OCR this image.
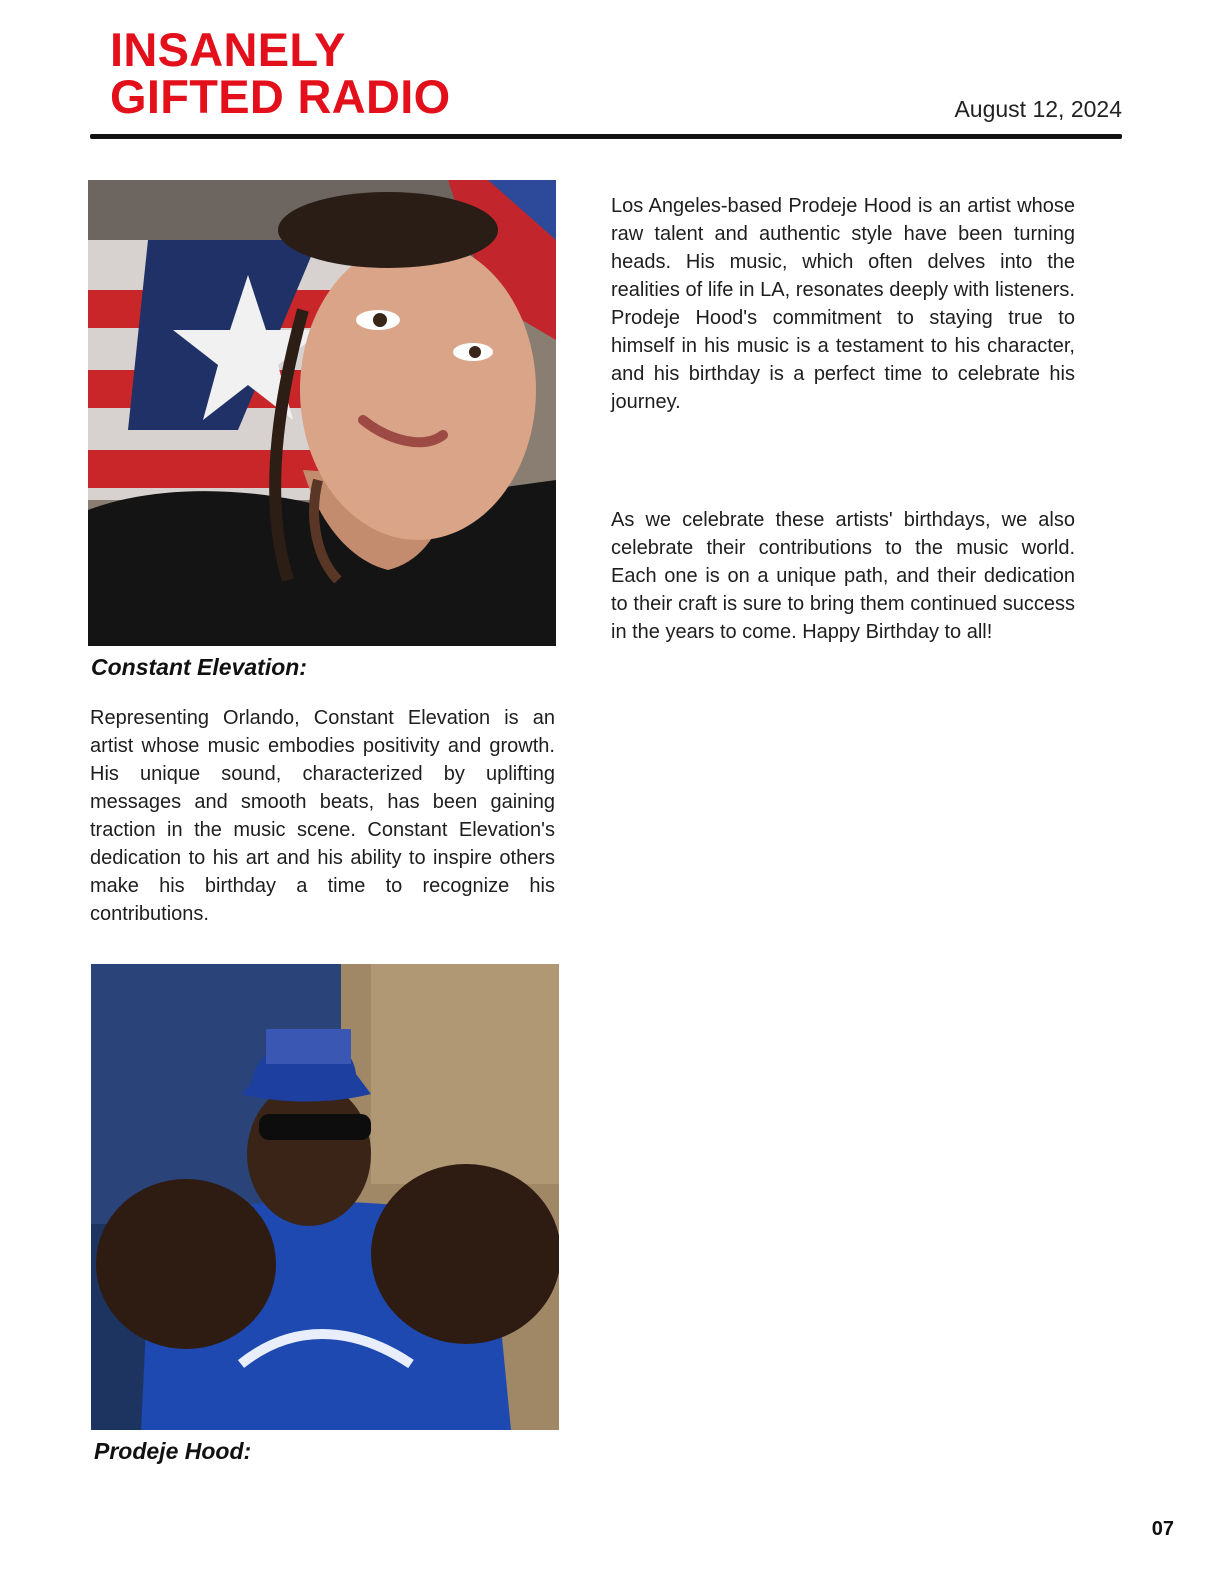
INSANELY
GIFTED RADIO	August 12, 2024
Constant Elevation:

Representing Orlando, Constant Elevation is an artist whose music embodies positivity and growth. His unique sound, characterized by uplifting messages and smooth beats, has been gaining traction in the music scene. Constant Elevation's dedication to his art and his ability to inspire others make his birthday a time to recognize his contributions.

Prodeje Hood:

Los Angeles-based Prodeje Hood is an artist whose raw talent and authentic style have been turning heads. His music, which often delves into the realities of life in LA, resonates deeply with listeners. Prodeje Hood's commitment to staying true to himself in his music is a testament to his character, and his birthday is a perfect time to celebrate his journey.

As we celebrate these artists' birthdays, we also celebrate their contributions to the music world. Each one is on a unique path, and their dedication to their craft is sure to bring them continued success in the years to come. Happy Birthday to all!

07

#####

• _EXERCISE DETAILS_:
Print the records word for word and exclude any picture they hold.

• _OUTPUT FOR THIS TASK_:
OCR this image.
INSANELY
GIFTED RADIO	August 12, 2024
Constant Elevation:

Representing Orlando, Constant Elevation is an artist whose music embodies positivity and growth. His unique sound, characterized by uplifting messages and smooth beats, has been gaining traction in the music scene. Constant Elevation's dedication to his art and his ability to inspire others make his birthday a time to recognize his contributions.

Prodeje Hood:

Los Angeles-based Prodeje Hood is an artist whose raw talent and authentic style have been turning heads. His music, which often delves into the realities of life in LA, resonates deeply with listeners. Prodeje Hood's commitment to staying true to himself in his music is a testament to his character, and his birthday is a perfect time to celebrate his journey.

As we celebrate these artists' birthdays, we also celebrate their contributions to the music world. Each one is on a unique path, and their dedication to their craft is sure to bring them continued success in the years to come. Happy Birthday to all!

07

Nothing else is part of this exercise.